ENTRIES PROVIDED:
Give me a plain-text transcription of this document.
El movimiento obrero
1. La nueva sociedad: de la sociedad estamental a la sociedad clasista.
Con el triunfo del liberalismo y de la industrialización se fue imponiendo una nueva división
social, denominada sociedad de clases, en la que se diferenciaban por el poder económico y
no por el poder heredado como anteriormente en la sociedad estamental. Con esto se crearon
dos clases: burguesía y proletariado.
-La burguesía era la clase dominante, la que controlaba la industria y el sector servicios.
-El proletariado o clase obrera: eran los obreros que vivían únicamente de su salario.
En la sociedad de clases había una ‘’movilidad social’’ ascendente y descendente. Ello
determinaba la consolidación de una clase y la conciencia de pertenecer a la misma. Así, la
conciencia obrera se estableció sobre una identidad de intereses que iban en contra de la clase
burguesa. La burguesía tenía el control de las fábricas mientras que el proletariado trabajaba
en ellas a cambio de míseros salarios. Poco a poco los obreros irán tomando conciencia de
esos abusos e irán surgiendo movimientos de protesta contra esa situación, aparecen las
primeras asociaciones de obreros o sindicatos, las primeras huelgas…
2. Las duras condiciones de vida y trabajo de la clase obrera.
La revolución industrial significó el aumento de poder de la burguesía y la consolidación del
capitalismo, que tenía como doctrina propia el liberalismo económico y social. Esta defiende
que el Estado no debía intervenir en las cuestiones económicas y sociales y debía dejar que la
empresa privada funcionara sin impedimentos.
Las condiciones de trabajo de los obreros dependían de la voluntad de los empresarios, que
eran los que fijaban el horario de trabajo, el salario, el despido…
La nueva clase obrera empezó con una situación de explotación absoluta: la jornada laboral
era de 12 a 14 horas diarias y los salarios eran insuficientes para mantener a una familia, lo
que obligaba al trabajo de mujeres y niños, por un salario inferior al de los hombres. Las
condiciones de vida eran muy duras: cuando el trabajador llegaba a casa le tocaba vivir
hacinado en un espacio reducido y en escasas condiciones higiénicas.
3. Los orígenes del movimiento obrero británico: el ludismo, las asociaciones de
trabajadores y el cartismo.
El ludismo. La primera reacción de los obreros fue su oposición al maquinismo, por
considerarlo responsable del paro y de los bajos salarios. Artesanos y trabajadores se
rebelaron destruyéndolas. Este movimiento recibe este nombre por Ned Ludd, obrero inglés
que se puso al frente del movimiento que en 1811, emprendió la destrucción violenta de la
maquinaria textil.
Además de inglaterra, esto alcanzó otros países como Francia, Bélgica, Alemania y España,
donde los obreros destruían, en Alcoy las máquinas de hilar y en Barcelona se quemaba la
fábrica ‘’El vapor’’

TRY IT: Your task is to transcribe all of the entries word for word.

ANSWER TO THIS TASK:
Give me a plain-text transcription of this document.
El movimiento obrero
1. La nueva sociedad: de la sociedad estamental a la sociedad clasista.
Con el triunfo del liberalismo y de la industrialización se fue imponiendo una nueva división
social, denominada sociedad de clases, en la que se diferenciaban por el poder económico y
no por el poder heredado como anteriormente en la sociedad estamental. Con esto se crearon
dos clases: burguesía y proletariado.
-La burguesía era la clase dominante, la que controlaba la industria y el sector servicios.
-El proletariado o clase obrera: eran los obreros que vivían únicamente de su salario.
En la sociedad de clases había una ‘’movilidad social’’ ascendente y descendente. Ello
determinaba la consolidación de una clase y la conciencia de pertenecer a la misma. Así, la
conciencia obrera se estableció sobre una identidad de intereses que iban en contra de la clase
burguesa. La burguesía tenía el control de las fábricas mientras que el proletariado trabajaba
en ellas a cambio de míseros salarios. Poco a poco los obreros irán tomando conciencia de
esos abusos e irán surgiendo movimientos de protesta contra esa situación, aparecen las
primeras asociaciones de obreros o sindicatos, las primeras huelgas…
2. Las duras condiciones de vida y trabajo de la clase obrera.
La revolución industrial significó el aumento de poder de la burguesía y la consolidación del
capitalismo, que tenía como doctrina propia el liberalismo económico y social. Esta defiende
que el Estado no debía intervenir en las cuestiones económicas y sociales y debía dejar que la
empresa privada funcionara sin impedimentos.
Las condiciones de trabajo de los obreros dependían de la voluntad de los empresarios, que
eran los que fijaban el horario de trabajo, el salario, el despido…
La nueva clase obrera empezó con una situación de explotación absoluta: la jornada laboral
era de 12 a 14 horas diarias y los salarios eran insuficientes para mantener a una familia, lo
que obligaba al trabajo de mujeres y niños, por un salario inferior al de los hombres. Las
condiciones de vida eran muy duras: cuando el trabajador llegaba a casa le tocaba vivir
hacinado en un espacio reducido y en escasas condiciones higiénicas.
3. Los orígenes del movimiento obrero británico: el ludismo, las asociaciones de
trabajadores y el cartismo.
El ludismo. La primera reacción de los obreros fue su oposición al maquinismo, por
considerarlo responsable del paro y de los bajos salarios. Artesanos y trabajadores se
rebelaron destruyéndolas. Este movimiento recibe este nombre por Ned Ludd, obrero inglés
que se puso al frente del movimiento que en 1811, emprendió la destrucción violenta de la
maquinaria textil.
Además de inglaterra, esto alcanzó otros países como Francia, Bélgica, Alemania y España,
donde los obreros destruían, en Alcoy las máquinas de hilar y en Barcelona se quemaba la
fábrica ‘’El vapor’’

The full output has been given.